_Task description_
Using the records provided below, locate and copy each line that contains the word "junk".

## BEGIN

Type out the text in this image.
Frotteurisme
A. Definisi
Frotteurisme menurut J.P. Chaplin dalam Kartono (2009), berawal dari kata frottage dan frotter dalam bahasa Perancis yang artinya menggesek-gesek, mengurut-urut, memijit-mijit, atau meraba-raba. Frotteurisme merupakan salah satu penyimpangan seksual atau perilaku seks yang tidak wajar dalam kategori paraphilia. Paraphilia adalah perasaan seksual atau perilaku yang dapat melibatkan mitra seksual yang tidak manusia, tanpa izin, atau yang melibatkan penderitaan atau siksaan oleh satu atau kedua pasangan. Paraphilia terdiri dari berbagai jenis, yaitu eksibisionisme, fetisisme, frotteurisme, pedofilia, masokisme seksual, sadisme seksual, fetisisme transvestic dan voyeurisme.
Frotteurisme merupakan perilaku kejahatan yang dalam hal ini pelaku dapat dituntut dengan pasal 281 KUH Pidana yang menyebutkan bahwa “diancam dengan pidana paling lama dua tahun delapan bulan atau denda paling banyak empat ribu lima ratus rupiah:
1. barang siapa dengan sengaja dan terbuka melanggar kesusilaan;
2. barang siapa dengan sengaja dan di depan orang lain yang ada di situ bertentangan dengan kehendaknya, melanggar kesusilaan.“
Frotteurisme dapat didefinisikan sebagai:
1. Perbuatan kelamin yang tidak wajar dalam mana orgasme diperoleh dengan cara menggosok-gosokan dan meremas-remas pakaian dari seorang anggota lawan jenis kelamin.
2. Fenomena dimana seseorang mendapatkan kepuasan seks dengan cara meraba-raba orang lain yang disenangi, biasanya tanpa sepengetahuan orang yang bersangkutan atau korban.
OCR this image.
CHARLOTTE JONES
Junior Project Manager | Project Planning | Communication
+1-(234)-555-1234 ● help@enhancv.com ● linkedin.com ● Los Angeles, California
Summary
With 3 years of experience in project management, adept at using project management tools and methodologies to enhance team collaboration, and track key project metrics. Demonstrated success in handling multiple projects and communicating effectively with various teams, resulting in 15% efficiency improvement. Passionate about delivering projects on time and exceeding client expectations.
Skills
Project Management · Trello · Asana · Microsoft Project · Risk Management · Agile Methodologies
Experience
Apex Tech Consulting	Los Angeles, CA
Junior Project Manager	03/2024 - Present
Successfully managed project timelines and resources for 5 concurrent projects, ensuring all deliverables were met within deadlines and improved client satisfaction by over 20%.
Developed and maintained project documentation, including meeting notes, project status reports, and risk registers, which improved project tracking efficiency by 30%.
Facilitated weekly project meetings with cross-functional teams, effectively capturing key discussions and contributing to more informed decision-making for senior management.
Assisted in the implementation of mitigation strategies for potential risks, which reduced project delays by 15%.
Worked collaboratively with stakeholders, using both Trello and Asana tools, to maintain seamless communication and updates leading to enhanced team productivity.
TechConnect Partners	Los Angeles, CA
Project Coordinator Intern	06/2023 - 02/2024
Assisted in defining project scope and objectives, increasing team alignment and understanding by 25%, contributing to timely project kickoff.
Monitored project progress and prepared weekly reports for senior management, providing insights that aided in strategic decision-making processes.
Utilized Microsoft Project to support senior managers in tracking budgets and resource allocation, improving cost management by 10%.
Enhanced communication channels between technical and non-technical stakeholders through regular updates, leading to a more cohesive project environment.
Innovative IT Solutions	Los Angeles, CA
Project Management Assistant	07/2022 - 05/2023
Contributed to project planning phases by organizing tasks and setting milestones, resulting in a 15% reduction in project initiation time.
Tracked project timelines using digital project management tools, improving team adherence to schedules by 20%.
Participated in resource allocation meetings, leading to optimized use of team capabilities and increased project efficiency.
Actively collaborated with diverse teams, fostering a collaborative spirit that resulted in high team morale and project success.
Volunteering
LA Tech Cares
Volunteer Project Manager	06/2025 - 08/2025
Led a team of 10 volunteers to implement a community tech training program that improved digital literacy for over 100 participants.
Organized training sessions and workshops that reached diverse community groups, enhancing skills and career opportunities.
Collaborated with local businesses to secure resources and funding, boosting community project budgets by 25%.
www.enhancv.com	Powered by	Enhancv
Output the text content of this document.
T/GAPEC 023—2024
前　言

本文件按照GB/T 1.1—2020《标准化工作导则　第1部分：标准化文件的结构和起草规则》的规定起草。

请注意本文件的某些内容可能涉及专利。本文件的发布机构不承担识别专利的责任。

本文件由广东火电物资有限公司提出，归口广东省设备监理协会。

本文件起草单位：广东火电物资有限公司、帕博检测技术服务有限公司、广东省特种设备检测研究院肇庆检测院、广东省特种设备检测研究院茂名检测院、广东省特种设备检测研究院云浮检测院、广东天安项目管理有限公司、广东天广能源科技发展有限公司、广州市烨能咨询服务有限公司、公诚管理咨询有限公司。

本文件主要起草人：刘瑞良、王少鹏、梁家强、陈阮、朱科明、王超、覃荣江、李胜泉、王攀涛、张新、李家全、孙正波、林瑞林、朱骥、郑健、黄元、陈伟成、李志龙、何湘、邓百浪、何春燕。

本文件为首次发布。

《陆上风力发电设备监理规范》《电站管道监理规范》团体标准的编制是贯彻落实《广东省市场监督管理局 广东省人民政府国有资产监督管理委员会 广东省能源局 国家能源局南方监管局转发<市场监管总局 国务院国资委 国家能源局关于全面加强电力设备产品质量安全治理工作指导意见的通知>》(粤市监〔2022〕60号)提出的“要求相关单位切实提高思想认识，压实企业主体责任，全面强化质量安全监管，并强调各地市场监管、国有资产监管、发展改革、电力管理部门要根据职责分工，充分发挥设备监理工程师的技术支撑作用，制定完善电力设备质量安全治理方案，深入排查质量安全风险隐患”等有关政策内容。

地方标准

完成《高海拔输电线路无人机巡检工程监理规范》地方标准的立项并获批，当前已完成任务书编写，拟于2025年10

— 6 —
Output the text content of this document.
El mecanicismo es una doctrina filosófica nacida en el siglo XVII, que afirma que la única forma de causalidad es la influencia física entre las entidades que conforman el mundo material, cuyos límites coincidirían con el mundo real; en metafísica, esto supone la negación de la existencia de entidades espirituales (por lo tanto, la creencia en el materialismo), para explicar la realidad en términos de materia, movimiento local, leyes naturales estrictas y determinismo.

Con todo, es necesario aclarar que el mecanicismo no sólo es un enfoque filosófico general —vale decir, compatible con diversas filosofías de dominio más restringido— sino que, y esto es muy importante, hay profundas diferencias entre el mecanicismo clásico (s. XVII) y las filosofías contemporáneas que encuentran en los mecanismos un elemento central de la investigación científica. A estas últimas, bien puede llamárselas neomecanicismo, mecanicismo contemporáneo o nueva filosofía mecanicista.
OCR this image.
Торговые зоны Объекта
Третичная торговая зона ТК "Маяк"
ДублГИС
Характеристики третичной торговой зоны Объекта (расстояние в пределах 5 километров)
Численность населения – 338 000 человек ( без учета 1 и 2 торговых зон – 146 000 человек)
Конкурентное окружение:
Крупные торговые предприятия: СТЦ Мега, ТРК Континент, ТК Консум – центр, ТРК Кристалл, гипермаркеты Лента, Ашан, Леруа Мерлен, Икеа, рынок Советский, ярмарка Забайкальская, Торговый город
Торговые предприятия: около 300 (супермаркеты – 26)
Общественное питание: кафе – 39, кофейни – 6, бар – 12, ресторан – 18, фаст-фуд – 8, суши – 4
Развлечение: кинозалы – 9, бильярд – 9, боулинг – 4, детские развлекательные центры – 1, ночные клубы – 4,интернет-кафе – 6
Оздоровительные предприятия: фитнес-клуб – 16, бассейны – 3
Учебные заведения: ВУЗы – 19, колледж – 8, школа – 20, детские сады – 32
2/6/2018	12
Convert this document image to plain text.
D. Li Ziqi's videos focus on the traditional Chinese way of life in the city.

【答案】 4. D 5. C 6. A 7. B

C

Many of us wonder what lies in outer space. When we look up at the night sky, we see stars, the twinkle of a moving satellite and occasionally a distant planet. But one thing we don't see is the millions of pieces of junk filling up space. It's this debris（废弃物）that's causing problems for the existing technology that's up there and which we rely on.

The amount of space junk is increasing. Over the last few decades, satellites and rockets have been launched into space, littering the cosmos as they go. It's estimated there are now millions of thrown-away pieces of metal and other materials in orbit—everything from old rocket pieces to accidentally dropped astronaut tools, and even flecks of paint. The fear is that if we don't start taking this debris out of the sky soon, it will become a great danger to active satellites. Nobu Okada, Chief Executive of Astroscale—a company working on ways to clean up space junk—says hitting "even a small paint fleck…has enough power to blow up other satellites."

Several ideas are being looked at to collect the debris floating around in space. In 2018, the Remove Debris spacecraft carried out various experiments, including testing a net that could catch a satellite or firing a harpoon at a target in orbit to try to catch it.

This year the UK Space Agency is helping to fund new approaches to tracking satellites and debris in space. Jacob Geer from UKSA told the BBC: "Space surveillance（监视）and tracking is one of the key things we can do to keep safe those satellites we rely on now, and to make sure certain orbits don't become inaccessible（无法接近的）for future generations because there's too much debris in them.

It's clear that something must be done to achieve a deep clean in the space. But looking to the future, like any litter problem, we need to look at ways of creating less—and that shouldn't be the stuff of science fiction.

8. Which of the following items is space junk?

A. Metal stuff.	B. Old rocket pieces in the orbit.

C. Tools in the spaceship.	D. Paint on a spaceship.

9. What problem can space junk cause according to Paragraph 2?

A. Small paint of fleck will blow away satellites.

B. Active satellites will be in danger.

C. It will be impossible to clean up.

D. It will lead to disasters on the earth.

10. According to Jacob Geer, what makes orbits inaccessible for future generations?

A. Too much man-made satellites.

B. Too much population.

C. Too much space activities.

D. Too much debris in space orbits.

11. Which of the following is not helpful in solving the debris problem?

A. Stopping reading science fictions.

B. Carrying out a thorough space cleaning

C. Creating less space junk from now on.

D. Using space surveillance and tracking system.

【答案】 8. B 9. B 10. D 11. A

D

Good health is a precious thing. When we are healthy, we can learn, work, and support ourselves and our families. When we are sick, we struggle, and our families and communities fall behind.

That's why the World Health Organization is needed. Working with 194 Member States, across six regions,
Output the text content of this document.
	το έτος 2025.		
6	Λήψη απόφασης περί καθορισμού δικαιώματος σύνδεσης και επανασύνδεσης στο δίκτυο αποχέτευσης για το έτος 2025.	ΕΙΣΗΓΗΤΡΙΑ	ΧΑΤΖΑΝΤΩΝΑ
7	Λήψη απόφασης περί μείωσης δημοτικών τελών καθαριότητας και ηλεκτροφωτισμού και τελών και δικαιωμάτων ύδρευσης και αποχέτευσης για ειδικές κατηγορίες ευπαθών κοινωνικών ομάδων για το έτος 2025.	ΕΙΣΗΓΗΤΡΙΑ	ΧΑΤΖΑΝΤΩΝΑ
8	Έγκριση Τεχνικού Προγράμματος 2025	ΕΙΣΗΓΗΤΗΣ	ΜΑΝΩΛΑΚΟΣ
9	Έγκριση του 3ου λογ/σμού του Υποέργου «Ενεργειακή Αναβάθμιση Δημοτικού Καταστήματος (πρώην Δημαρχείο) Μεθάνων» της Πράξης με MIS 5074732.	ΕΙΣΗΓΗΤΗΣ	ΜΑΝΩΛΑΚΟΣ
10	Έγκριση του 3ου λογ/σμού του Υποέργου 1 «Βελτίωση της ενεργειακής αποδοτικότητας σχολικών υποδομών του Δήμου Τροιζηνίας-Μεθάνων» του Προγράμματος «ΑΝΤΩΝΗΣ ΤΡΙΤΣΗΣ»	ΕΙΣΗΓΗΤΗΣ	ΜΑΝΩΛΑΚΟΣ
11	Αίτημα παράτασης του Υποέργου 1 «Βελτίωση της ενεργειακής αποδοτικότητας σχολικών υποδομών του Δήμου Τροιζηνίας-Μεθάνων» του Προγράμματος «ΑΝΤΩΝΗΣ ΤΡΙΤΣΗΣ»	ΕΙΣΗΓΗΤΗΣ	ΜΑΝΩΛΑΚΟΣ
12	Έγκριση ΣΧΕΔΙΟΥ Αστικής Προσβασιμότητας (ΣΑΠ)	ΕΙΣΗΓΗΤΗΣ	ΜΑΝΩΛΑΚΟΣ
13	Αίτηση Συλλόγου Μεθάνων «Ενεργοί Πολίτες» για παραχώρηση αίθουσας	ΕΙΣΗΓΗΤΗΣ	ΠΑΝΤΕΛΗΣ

## END

_Written solution_
Many of us wonder what lies in outer space. When we look up at the night sky, we see stars, the twinkle of a moving satellite and occasionally a distant planet. But one thing we don't see is the millions of pieces of junk filling up space. It's this debris（废弃物）that's causing problems for the existing technology that's up there and which we rely on.
The amount of space junk is increasing. Over the last few decades, satellites and rockets have been launched into space, littering the cosmos as they go. It's estimated there are now millions of thrown-away pieces of metal and other materials in orbit—everything from old rocket pieces to accidentally dropped astronaut tools, and even flecks of paint. The fear is that if we don't start taking this debris out of the sky soon, it will become a great danger to active satellites. Nobu Okada, Chief Executive of Astroscale—a company working on ways to clean up space junk—says hitting "even a small paint fleck…has enough power to blow up other satellites."
8. Which of the following items is space junk?
9. What problem can space junk cause according to Paragraph 2?
C. Creating less space junk from now on.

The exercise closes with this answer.